◆ What the task requires:
Identify all lines in the data containing the string "hoặc". Copy them out.

─── Records to use

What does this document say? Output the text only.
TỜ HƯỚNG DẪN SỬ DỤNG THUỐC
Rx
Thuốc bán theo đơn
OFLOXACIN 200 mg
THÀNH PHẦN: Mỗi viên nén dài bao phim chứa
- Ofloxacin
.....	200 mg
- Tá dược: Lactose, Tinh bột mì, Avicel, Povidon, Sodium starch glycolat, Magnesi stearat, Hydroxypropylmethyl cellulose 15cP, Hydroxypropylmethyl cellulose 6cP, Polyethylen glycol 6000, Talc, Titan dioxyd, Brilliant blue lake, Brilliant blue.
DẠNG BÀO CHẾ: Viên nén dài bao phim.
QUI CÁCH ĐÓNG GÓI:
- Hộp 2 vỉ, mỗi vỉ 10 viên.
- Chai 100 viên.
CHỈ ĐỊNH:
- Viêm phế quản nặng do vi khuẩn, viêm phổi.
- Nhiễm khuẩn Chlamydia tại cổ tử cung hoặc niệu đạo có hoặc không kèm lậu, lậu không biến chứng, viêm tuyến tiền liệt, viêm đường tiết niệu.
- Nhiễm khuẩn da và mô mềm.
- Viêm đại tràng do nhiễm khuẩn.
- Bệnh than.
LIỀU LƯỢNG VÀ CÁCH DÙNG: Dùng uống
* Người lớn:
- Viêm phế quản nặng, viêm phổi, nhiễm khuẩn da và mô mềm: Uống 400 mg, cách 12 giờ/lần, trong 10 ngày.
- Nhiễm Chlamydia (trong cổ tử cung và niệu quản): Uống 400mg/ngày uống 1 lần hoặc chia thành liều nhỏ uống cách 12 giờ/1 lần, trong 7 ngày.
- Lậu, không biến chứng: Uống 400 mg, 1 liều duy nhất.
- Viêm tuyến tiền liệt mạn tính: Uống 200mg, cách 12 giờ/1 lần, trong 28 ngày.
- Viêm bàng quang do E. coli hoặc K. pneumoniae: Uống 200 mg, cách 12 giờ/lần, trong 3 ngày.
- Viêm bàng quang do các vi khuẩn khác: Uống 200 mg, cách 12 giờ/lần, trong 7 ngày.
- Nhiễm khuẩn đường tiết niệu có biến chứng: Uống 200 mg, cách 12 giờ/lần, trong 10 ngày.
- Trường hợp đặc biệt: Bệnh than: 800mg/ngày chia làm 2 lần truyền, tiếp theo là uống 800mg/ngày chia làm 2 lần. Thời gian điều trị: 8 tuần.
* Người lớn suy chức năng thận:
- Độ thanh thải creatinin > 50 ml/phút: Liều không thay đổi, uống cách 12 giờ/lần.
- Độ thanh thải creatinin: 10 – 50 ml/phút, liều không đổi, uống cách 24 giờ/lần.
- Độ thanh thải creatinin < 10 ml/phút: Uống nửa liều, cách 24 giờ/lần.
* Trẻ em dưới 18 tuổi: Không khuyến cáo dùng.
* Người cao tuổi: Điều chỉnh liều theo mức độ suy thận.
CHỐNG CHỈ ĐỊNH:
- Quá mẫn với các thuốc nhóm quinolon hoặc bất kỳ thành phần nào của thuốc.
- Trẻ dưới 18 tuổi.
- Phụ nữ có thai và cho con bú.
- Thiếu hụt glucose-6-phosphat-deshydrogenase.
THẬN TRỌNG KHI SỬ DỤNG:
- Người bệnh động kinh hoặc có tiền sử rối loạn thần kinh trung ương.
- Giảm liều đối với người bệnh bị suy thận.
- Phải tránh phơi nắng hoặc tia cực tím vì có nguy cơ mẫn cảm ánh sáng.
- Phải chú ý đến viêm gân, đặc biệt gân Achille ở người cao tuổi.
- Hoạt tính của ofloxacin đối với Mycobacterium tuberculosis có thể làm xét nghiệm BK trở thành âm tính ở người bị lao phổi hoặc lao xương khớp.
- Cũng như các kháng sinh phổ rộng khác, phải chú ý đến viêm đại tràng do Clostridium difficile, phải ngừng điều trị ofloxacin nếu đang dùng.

──────

◆ Exercise result:
- Nhiễm khuẩn Chlamydia tại cổ tử cung hoặc niệu đạo có hoặc không kèm lậu, lậu không biến chứng, viêm tuyến tiền liệt, viêm đường tiết niệu.
- Nhiễm Chlamydia (trong cổ tử cung và niệu quản): Uống 400mg/ngày uống 1 lần hoặc chia thành liều nhỏ uống cách 12 giờ/1 lần, trong 7 ngày.
- Viêm bàng quang do E. coli hoặc K. pneumoniae: Uống 200 mg, cách 12 giờ/lần, trong 3 ngày.
- Quá mẫn với các thuốc nhóm quinolon hoặc bất kỳ thành phần nào của thuốc.
- Người bệnh động kinh hoặc có tiền sử rối loạn thần kinh trung ương.
- Phải tránh phơi nắng hoặc tia cực tím vì có nguy cơ mẫn cảm ánh sáng.
- Hoạt tính của ofloxacin đối với Mycobacterium tuberculosis có thể làm xét nghiệm BK trở thành âm tính ở người bị lao phổi hoặc lao xương khớp.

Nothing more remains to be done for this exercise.